Component data from apps and pages
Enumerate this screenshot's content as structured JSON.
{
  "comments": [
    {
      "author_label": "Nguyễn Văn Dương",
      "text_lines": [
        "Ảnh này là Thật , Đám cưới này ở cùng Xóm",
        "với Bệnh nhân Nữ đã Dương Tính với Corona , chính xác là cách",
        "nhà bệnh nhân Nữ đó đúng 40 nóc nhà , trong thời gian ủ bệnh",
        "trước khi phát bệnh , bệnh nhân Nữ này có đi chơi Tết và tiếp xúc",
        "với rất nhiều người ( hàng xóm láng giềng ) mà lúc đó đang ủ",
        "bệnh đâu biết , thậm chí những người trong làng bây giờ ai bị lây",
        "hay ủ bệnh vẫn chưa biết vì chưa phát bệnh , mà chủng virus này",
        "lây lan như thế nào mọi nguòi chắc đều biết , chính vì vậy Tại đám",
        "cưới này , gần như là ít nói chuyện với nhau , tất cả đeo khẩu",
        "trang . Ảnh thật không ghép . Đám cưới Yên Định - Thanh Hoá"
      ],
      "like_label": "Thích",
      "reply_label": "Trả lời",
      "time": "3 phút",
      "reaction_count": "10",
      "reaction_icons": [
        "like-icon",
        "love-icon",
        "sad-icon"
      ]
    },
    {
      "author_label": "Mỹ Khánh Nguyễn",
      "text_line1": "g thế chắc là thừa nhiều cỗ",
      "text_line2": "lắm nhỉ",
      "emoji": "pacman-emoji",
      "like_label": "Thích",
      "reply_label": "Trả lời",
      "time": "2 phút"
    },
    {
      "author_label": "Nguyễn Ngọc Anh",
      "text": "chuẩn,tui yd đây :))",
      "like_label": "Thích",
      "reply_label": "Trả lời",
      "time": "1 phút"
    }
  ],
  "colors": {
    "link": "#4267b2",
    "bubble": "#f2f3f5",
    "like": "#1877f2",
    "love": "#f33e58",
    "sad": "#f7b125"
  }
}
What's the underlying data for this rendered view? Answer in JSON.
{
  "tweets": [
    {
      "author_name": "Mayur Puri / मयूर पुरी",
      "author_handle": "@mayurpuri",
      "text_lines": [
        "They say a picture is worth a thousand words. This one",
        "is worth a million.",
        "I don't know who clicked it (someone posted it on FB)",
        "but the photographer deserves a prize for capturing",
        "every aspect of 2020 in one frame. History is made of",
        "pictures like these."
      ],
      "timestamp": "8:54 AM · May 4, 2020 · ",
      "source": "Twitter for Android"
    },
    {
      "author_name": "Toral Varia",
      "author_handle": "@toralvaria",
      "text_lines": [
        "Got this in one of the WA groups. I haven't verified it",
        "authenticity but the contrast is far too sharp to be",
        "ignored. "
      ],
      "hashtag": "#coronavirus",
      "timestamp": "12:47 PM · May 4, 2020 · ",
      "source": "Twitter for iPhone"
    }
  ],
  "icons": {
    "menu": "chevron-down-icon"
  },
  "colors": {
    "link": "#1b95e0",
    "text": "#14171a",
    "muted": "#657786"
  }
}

Prompt
Every line of the data above that includes "nhiều" should be listed.

Task output
        "với rất nhiều người ( hàng xóm láng giềng ) mà lúc đó đang ủ",
      "text_line1": "g thế chắc là thừa nhiều cỗ",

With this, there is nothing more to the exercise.